─── ENTRIES

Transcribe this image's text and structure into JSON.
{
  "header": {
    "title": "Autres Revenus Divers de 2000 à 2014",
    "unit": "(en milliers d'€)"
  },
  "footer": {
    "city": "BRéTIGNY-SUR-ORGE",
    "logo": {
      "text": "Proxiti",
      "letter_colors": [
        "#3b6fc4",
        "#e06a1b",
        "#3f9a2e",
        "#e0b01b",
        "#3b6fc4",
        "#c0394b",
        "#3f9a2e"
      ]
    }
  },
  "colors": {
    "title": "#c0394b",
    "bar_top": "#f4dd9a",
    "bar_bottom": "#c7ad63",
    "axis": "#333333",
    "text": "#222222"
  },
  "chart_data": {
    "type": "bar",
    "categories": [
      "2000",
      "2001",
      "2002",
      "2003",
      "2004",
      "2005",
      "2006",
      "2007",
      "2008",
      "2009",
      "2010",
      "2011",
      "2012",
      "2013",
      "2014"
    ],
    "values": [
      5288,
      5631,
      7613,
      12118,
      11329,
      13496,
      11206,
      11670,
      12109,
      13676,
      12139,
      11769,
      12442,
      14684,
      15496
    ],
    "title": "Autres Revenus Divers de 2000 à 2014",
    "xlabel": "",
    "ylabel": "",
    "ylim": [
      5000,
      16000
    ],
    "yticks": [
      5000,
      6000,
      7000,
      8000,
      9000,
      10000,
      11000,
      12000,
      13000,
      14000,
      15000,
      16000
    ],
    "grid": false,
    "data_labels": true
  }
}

──────

THE REQUEST: Produce an exact copy of the whole listing.

TASK RESULT:
Transcribe this image's text and structure into JSON.
{
  "header": {
    "title": "Autres Revenus Divers de 2000 à 2014",
    "unit": "(en milliers d'€)"
  },
  "footer": {
    "city": "BRéTIGNY-SUR-ORGE",
    "logo": {
      "text": "Proxiti",
      "letter_colors": [
        "#3b6fc4",
        "#e06a1b",
        "#3f9a2e",
        "#e0b01b",
        "#3b6fc4",
        "#c0394b",
        "#3f9a2e"
      ]
    }
  },
  "colors": {
    "title": "#c0394b",
    "bar_top": "#f4dd9a",
    "bar_bottom": "#c7ad63",
    "axis": "#333333",
    "text": "#222222"
  },
  "chart_data": {
    "type": "bar",
    "categories": [
      "2000",
      "2001",
      "2002",
      "2003",
      "2004",
      "2005",
      "2006",
      "2007",
      "2008",
      "2009",
      "2010",
      "2011",
      "2012",
      "2013",
      "2014"
    ],
    "values": [
      5288,
      5631,
      7613,
      12118,
      11329,
      13496,
      11206,
      11670,
      12109,
      13676,
      12139,
      11769,
      12442,
      14684,
      15496
    ],
    "title": "Autres Revenus Divers de 2000 à 2014",
    "xlabel": "",
    "ylabel": "",
    "ylim": [
      5000,
      16000
    ],
    "yticks": [
      5000,
      6000,
      7000,
      8000,
      9000,
      10000,
      11000,
      12000,
      13000,
      14000,
      15000,
      16000
    ],
    "grid": false,
    "data_labels": true
  }
}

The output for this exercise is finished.